Your task »
List all the lines in these records that hold "Amostra".

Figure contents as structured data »

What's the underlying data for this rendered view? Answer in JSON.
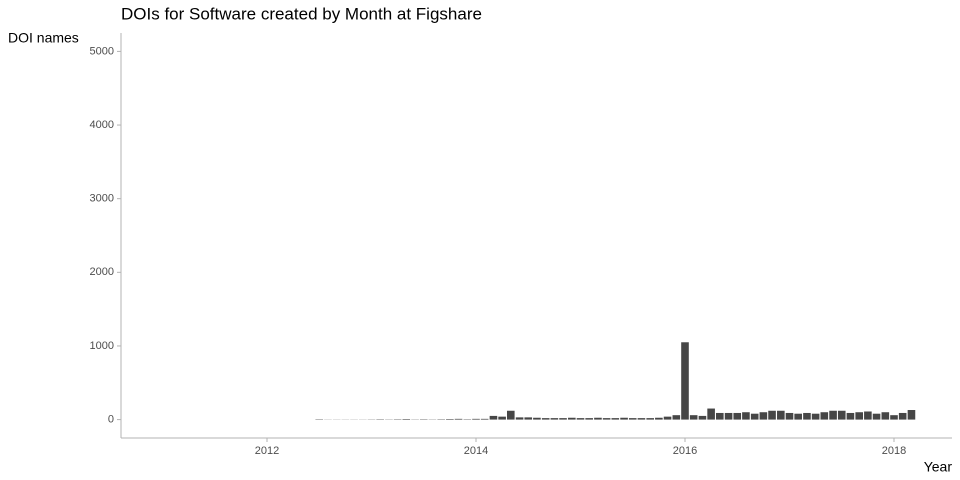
{
  "chart_data": {
    "type": "bar",
    "title": "DOIs for Software created by Month at Figshare",
    "ylabel": "DOI names",
    "xlabel": "Year",
    "x": [
      2012.5,
      2012.583,
      2012.667,
      2012.75,
      2012.833,
      2012.917,
      2013,
      2013.083,
      2013.167,
      2013.25,
      2013.333,
      2013.417,
      2013.5,
      2013.583,
      2013.667,
      2013.75,
      2013.833,
      2013.917,
      2014,
      2014.083,
      2014.167,
      2014.25,
      2014.333,
      2014.417,
      2014.5,
      2014.583,
      2014.667,
      2014.75,
      2014.833,
      2014.917,
      2015,
      2015.083,
      2015.167,
      2015.25,
      2015.333,
      2015.417,
      2015.5,
      2015.583,
      2015.667,
      2015.75,
      2015.833,
      2015.917,
      2016,
      2016.083,
      2016.167,
      2016.25,
      2016.333,
      2016.417,
      2016.5,
      2016.583,
      2016.667,
      2016.75,
      2016.833,
      2016.917,
      2017,
      2017.083,
      2017.167,
      2017.25,
      2017.333,
      2017.417,
      2017.5,
      2017.583,
      2017.667,
      2017.75,
      2017.833,
      2017.917,
      2018,
      2018.083,
      2018.167
    ],
    "values": [
      5,
      2,
      2,
      2,
      2,
      2,
      3,
      5,
      3,
      5,
      8,
      3,
      5,
      3,
      5,
      8,
      10,
      5,
      10,
      10,
      50,
      40,
      120,
      30,
      30,
      25,
      20,
      20,
      20,
      25,
      20,
      20,
      25,
      20,
      20,
      25,
      20,
      20,
      20,
      25,
      40,
      60,
      1050,
      60,
      50,
      150,
      90,
      90,
      90,
      100,
      80,
      100,
      120,
      120,
      90,
      80,
      90,
      80,
      100,
      120,
      120,
      90,
      100,
      110,
      80,
      100,
      60,
      90,
      130
    ],
    "color": "#464646",
    "xlim": [
      2010.603,
      2018.555
    ],
    "xticks": [
      2012,
      2014,
      2016,
      2018
    ],
    "ylim": [
      -250,
      5250
    ],
    "yticks": [
      0,
      1000,
      2000,
      3000,
      4000,
      5000
    ],
    "grid": false
  }
}
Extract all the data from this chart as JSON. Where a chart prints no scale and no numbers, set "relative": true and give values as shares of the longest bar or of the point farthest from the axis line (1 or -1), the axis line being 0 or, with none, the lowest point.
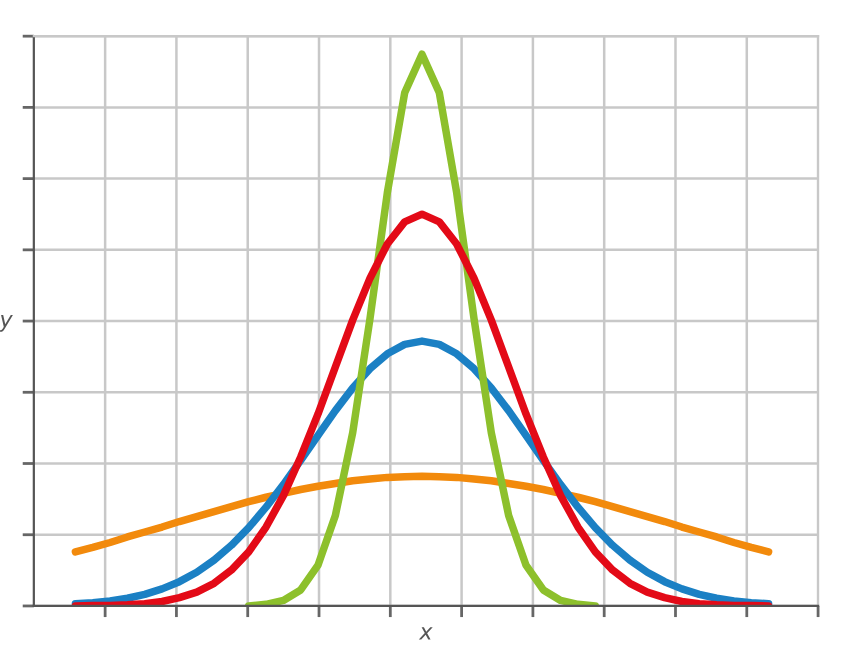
{
  "chart_data": {
    "type": "line",
    "xlabel": "x",
    "ylabel": "y",
    "relative": true,
    "grid": true,
    "marker": "none",
    "line_style": "solid",
    "categories": [
      null,
      null,
      null,
      null,
      null,
      null,
      null,
      null,
      null,
      null,
      null,
      null,
      null,
      null,
      null,
      null,
      null,
      null,
      null,
      null,
      null,
      null,
      null,
      null,
      null,
      null,
      null,
      null,
      null,
      null,
      null,
      null,
      null,
      null,
      null,
      null,
      null,
      null,
      null,
      null,
      null
    ],
    "series": [
      {
        "color": "#f28a0c",
        "values": [
          0.098,
          0.106,
          0.115,
          0.125,
          0.134,
          0.143,
          0.153,
          0.162,
          0.171,
          0.18,
          0.189,
          0.197,
          0.204,
          0.211,
          0.217,
          0.222,
          0.227,
          0.23,
          0.233,
          0.234,
          0.235,
          0.234,
          0.233,
          0.23,
          0.227,
          0.222,
          0.217,
          0.211,
          0.204,
          0.197,
          0.189,
          0.18,
          0.171,
          0.162,
          0.153,
          0.143,
          0.134,
          0.125,
          0.115,
          0.106,
          0.098
        ]
      },
      {
        "color": "#1b80c4",
        "values": [
          0.004,
          0.006,
          0.009,
          0.014,
          0.021,
          0.031,
          0.044,
          0.061,
          0.083,
          0.11,
          0.142,
          0.179,
          0.22,
          0.264,
          0.309,
          0.354,
          0.395,
          0.43,
          0.457,
          0.474,
          0.48,
          0.474,
          0.457,
          0.43,
          0.395,
          0.354,
          0.309,
          0.264,
          0.22,
          0.179,
          0.142,
          0.11,
          0.083,
          0.061,
          0.044,
          0.031,
          0.021,
          0.014,
          0.009,
          0.006,
          0.004
        ]
      },
      {
        "color": "#8dc02c",
        "values": [
          null,
          null,
          null,
          null,
          null,
          null,
          null,
          null,
          null,
          null,
          0,
          0.003,
          0.01,
          0.029,
          0.074,
          0.164,
          0.314,
          0.521,
          0.749,
          0.93,
          1,
          0.93,
          0.749,
          0.521,
          0.314,
          0.164,
          0.074,
          0.029,
          0.01,
          0.003,
          0,
          null,
          null,
          null,
          null,
          null,
          null,
          null,
          null,
          null,
          null
        ]
      },
      {
        "color": "#e30a17",
        "values": [
          0.0,
          0.001,
          0.001,
          0.002,
          0.004,
          0.008,
          0.015,
          0.025,
          0.041,
          0.065,
          0.098,
          0.143,
          0.2,
          0.27,
          0.348,
          0.433,
          0.518,
          0.594,
          0.656,
          0.696,
          0.71,
          0.696,
          0.656,
          0.594,
          0.518,
          0.433,
          0.348,
          0.27,
          0.2,
          0.143,
          0.098,
          0.065,
          0.041,
          0.025,
          0.015,
          0.008,
          0.004,
          0.002,
          0.001,
          0.001,
          0.0
        ]
      }
    ]
  }
}
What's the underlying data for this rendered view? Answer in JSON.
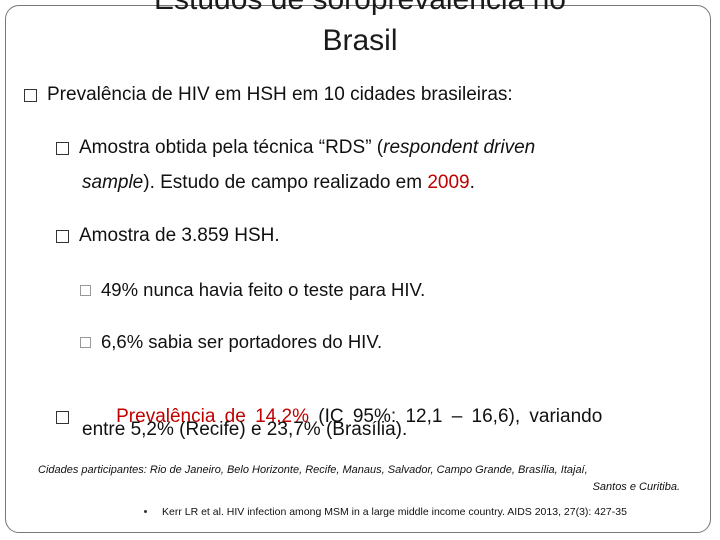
{
  "title": {
    "line1": "Estudos de soroprevalência no",
    "line2": "Brasil"
  },
  "main_bullet": "Prevalência de HIV em HSH em 10 cidades brasileiras:",
  "sub1": {
    "text_a": "Amostra obtida pela técnica “RDS” (",
    "text_a_italic": "respondent driven",
    "text_b_italic": "sample",
    "text_b": "). Estudo de campo realizado em ",
    "year": "2009",
    "text_c": "."
  },
  "sub2": "Amostra de 3.859 HSH.",
  "sub2_items": [
    "49% nunca havia feito o teste para HIV.",
    "6,6% sabia ser portadores do HIV."
  ],
  "sub3": {
    "text_a": "Prevalência de ",
    "value": "14,2%",
    "text_b": " (IC 95%: 12,1 – 16,6), variando",
    "line2": "entre 5,2% (Recife) e 23,7% (Brasília)."
  },
  "cities_note": {
    "line1": "Cidades participantes: Rio de Janeiro, Belo Horizonte, Recife, Manaus, Salvador, Campo Grande, Brasília, Itajaí,",
    "line2": "Santos e Curitiba."
  },
  "reference": "Kerr LR et al. HIV infection among MSM in a large middle income country. AIDS 2013, 27(3): 427-35",
  "colors": {
    "highlight": "#c00000",
    "text": "#111111",
    "border": "#777777"
  }
}
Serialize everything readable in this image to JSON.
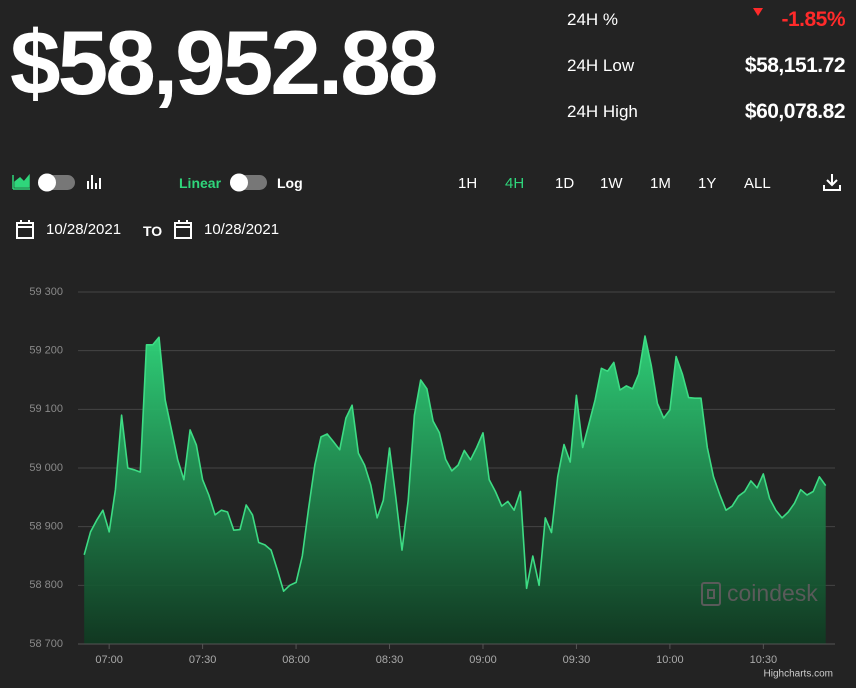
{
  "header": {
    "price": "$58,952.88",
    "stats": [
      {
        "label": "24H %",
        "value": "-1.85%"
      },
      {
        "label": "24H Low",
        "value": "$58,151.72"
      },
      {
        "label": "24H High",
        "value": "$60,078.82"
      }
    ]
  },
  "controls": {
    "scale_linear": "Linear",
    "scale_log": "Log",
    "ranges": [
      "1H",
      "4H",
      "1D",
      "1W",
      "1M",
      "1Y",
      "ALL"
    ],
    "date_from": "10/28/2021",
    "date_sep": "TO",
    "date_to": "10/28/2021"
  },
  "chart_data": {
    "type": "area",
    "color": "#3ddc84",
    "watermark": "coindesk",
    "credit": "Highcharts.com",
    "grid": true,
    "x": [
      "06:52",
      "06:54",
      "06:56",
      "06:58",
      "07:00",
      "07:02",
      "07:04",
      "07:06",
      "07:08",
      "07:10",
      "07:12",
      "07:14",
      "07:16",
      "07:18",
      "07:20",
      "07:22",
      "07:24",
      "07:26",
      "07:28",
      "07:30",
      "07:32",
      "07:34",
      "07:36",
      "07:38",
      "07:40",
      "07:42",
      "07:44",
      "07:46",
      "07:48",
      "07:50",
      "07:52",
      "07:54",
      "07:56",
      "07:58",
      "08:00",
      "08:02",
      "08:04",
      "08:06",
      "08:08",
      "08:10",
      "08:12",
      "08:14",
      "08:16",
      "08:18",
      "08:20",
      "08:22",
      "08:24",
      "08:26",
      "08:28",
      "08:30",
      "08:32",
      "08:34",
      "08:36",
      "08:38",
      "08:40",
      "08:42",
      "08:44",
      "08:46",
      "08:48",
      "08:50",
      "08:52",
      "08:54",
      "08:56",
      "08:58",
      "09:00",
      "09:02",
      "09:04",
      "09:06",
      "09:08",
      "09:10",
      "09:12",
      "09:14",
      "09:16",
      "09:18",
      "09:20",
      "09:22",
      "09:24",
      "09:26",
      "09:28",
      "09:30",
      "09:32",
      "09:34",
      "09:36",
      "09:38",
      "09:40",
      "09:42",
      "09:44",
      "09:46",
      "09:48",
      "09:50",
      "09:52",
      "09:54",
      "09:56",
      "09:58",
      "10:00",
      "10:02",
      "10:04",
      "10:06",
      "10:08",
      "10:10",
      "10:12",
      "10:14",
      "10:16",
      "10:18",
      "10:20",
      "10:22",
      "10:24",
      "10:26",
      "10:28",
      "10:30",
      "10:32",
      "10:34",
      "10:36",
      "10:38",
      "10:40",
      "10:42",
      "10:44",
      "10:46",
      "10:48",
      "10:50"
    ],
    "values": [
      58852,
      58891,
      58911,
      58928,
      58891,
      58963,
      59090,
      59000,
      58997,
      58993,
      59210,
      59210,
      59223,
      59116,
      59065,
      59014,
      58980,
      59065,
      59039,
      58980,
      58954,
      58920,
      58928,
      58925,
      58894,
      58895,
      58937,
      58920,
      58873,
      58869,
      58860,
      58826,
      58790,
      58800,
      58805,
      58850,
      58930,
      59005,
      59053,
      59058,
      59045,
      59031,
      59085,
      59107,
      59025,
      59005,
      58971,
      58915,
      58945,
      59034,
      58950,
      58860,
      58945,
      59090,
      59150,
      59135,
      59080,
      59060,
      59015,
      58995,
      59005,
      59030,
      59014,
      59035,
      59060,
      58980,
      58960,
      58935,
      58943,
      58928,
      58960,
      58795,
      58850,
      58800,
      58915,
      58890,
      58985,
      59040,
      59010,
      59124,
      59035,
      59075,
      59116,
      59170,
      59165,
      59180,
      59133,
      59140,
      59135,
      59160,
      59225,
      59175,
      59110,
      59085,
      59099,
      59190,
      59160,
      59120,
      59119,
      59119,
      59035,
      58985,
      58955,
      58928,
      58935,
      58952,
      58960,
      58978,
      58966,
      58990,
      58948,
      58928,
      58915,
      58925,
      58940,
      58963,
      58954,
      58960,
      58985,
      58970
    ],
    "xlim": [
      "06:50",
      "10:53"
    ],
    "xticks": [
      "07:00",
      "07:30",
      "08:00",
      "08:30",
      "09:00",
      "09:30",
      "10:00",
      "10:30"
    ],
    "ylim": [
      58700,
      59300
    ],
    "yticks": [
      {
        "value": 58700,
        "label": "58 700"
      },
      {
        "value": 58800,
        "label": "58 800"
      },
      {
        "value": 58900,
        "label": "58 900"
      },
      {
        "value": 59000,
        "label": "59 000"
      },
      {
        "value": 59100,
        "label": "59 100"
      },
      {
        "value": 59200,
        "label": "59 200"
      },
      {
        "value": 59300,
        "label": "59 300"
      }
    ]
  }
}
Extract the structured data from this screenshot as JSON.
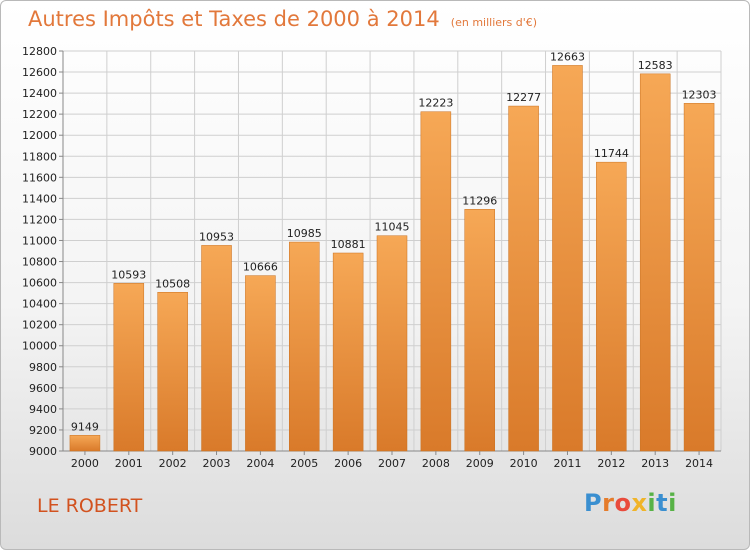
{
  "title": "Autres Impôts et Taxes de 2000 à 2014",
  "unit_note": "(en milliers d'€)",
  "commune": "LE ROBERT",
  "logo_text": "Proxiti",
  "colors": {
    "bar": "#f4a04f",
    "bar_dark": "#d97a2a",
    "title": "#e2783b",
    "commune": "#d2521f"
  },
  "chart_data": {
    "type": "bar",
    "title": "Autres Impôts et Taxes de 2000 à 2014",
    "ylabel": "",
    "xlabel": "",
    "categories": [
      "2000",
      "2001",
      "2002",
      "2003",
      "2004",
      "2005",
      "2006",
      "2007",
      "2008",
      "2009",
      "2010",
      "2011",
      "2012",
      "2013",
      "2014"
    ],
    "values": [
      9149,
      10593,
      10508,
      10953,
      10666,
      10985,
      10881,
      11045,
      12223,
      11296,
      12277,
      12663,
      11744,
      12583,
      12303
    ],
    "ylim": [
      9000,
      12800
    ],
    "yticks": [
      9000,
      9200,
      9400,
      9600,
      9800,
      10000,
      10200,
      10400,
      10600,
      10800,
      11000,
      11200,
      11400,
      11600,
      11800,
      12000,
      12200,
      12400,
      12600,
      12800
    ],
    "grid": true,
    "legend": "none"
  }
}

Solution for this exercise »
    "text_a": "Amostra obtida pela técnica “RDS” (",
  "sub2": "Amostra de 3.859 HSH.",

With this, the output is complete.